■ The task: Only a number is wanted: how many lines in these records contain the word "Cases"?

[Dataset entries on figures]
»»
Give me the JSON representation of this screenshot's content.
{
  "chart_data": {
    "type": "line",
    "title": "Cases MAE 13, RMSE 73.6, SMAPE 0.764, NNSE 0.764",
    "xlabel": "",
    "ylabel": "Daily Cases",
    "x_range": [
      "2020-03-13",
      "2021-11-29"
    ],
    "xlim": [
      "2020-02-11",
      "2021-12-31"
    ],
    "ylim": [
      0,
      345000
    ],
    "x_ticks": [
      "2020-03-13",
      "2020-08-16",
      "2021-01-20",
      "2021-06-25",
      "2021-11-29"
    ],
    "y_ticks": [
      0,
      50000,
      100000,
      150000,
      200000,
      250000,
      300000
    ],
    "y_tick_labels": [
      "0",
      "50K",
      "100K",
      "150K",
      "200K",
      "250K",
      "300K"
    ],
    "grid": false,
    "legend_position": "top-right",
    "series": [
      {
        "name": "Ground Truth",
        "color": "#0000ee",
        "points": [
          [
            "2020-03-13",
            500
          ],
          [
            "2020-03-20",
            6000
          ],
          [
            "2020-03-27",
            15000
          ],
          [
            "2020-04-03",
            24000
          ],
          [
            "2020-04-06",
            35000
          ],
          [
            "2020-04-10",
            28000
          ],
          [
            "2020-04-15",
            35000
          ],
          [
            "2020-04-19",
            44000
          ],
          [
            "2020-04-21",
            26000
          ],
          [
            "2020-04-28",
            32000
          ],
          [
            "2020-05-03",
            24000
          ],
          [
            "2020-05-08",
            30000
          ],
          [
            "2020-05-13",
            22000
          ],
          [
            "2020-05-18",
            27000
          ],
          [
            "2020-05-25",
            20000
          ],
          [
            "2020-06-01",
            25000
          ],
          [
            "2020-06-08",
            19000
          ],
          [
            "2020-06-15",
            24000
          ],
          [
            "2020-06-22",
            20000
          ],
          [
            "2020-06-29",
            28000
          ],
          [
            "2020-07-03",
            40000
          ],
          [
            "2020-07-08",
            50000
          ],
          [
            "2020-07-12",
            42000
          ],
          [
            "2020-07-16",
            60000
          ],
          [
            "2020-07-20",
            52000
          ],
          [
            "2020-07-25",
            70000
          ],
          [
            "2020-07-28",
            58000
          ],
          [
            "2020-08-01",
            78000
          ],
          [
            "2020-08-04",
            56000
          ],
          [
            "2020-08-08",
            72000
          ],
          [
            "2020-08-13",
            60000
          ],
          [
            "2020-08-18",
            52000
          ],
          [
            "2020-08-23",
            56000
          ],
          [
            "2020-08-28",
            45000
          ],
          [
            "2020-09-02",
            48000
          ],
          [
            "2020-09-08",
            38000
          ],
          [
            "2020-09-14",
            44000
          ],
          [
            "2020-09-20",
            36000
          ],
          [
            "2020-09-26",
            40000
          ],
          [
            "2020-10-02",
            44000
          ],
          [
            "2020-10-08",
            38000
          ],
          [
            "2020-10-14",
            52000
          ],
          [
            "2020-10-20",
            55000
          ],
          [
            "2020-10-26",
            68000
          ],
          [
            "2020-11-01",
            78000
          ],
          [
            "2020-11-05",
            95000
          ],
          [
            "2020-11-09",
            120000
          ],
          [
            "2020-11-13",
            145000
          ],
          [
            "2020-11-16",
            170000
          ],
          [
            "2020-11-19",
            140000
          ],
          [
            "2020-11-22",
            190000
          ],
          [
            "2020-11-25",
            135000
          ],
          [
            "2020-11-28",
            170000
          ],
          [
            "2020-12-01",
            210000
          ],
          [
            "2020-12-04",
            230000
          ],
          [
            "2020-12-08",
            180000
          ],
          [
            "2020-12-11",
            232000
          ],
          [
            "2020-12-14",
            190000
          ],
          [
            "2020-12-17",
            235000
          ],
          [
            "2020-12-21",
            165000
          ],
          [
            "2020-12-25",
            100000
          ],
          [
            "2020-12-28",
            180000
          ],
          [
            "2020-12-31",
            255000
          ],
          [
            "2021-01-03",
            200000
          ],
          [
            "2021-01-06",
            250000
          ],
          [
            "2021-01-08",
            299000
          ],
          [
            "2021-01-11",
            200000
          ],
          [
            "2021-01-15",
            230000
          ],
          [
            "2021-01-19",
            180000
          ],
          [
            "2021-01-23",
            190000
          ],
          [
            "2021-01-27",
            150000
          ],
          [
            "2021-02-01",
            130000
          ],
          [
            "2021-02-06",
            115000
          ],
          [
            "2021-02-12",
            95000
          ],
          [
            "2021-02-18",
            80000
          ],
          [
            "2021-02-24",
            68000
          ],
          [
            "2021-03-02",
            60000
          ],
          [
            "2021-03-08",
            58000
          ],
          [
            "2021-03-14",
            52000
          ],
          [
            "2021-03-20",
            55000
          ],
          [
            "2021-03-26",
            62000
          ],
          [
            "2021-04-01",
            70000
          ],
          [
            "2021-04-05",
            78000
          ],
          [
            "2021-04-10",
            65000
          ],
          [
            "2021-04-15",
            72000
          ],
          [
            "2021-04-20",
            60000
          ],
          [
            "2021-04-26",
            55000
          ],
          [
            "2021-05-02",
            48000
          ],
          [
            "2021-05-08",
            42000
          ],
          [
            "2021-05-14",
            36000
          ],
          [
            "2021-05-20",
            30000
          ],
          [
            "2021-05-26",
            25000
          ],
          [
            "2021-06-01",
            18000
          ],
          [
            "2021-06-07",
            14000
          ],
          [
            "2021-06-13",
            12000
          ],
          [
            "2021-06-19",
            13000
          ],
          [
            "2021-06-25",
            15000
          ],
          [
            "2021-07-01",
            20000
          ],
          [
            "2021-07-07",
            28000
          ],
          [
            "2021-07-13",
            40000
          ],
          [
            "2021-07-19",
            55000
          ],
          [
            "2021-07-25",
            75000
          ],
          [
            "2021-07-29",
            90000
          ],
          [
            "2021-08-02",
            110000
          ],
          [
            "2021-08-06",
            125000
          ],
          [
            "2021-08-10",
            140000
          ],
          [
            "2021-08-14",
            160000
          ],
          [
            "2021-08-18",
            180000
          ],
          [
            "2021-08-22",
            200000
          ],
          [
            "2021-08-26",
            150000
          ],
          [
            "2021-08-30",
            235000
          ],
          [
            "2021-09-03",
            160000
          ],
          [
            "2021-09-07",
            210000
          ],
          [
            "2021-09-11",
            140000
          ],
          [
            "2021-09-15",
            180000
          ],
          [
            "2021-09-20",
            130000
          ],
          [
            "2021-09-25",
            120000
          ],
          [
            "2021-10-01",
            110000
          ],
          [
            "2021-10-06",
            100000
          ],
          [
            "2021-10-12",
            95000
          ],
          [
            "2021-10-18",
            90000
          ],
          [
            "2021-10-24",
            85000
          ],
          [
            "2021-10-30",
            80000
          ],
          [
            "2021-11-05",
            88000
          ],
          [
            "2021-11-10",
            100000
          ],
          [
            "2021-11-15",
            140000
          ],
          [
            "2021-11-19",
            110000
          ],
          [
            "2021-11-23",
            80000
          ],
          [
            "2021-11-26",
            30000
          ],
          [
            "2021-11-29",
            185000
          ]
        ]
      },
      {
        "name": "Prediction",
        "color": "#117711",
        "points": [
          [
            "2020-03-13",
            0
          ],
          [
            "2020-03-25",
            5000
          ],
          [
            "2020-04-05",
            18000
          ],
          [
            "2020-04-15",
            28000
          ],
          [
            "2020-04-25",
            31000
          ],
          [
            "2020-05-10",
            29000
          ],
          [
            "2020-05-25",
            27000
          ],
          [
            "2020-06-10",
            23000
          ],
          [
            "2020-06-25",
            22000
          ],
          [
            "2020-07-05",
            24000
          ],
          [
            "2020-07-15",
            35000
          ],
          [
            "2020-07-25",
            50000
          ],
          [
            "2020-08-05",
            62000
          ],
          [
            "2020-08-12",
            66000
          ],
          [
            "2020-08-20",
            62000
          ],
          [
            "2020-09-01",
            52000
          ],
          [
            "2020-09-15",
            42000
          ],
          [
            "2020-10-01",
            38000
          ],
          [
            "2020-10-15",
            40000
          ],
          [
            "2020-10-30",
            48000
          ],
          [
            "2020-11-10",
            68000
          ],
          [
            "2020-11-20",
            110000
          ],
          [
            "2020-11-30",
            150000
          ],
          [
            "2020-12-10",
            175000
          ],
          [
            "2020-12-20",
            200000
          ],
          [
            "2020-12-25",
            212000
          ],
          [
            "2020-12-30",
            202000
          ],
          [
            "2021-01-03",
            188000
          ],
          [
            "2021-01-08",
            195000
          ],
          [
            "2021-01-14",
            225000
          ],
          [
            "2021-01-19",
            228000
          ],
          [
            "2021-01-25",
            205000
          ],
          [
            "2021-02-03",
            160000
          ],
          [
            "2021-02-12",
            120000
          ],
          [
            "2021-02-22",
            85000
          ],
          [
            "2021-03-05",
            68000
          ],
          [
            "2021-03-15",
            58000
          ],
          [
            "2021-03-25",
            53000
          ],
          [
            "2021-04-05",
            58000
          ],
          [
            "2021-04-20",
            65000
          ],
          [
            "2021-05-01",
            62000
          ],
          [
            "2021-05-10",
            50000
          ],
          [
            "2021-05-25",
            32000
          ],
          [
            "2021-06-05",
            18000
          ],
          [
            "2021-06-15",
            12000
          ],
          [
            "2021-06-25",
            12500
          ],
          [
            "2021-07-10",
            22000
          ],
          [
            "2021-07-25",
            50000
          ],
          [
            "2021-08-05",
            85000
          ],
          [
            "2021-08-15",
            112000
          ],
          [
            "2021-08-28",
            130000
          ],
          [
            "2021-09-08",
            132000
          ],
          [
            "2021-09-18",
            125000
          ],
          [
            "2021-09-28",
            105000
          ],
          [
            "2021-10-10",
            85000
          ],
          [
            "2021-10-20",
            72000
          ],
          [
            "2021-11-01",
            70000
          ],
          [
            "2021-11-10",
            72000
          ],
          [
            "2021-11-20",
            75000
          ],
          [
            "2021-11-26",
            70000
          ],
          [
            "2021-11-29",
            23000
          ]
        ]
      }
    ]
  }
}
««
■ Full output: 2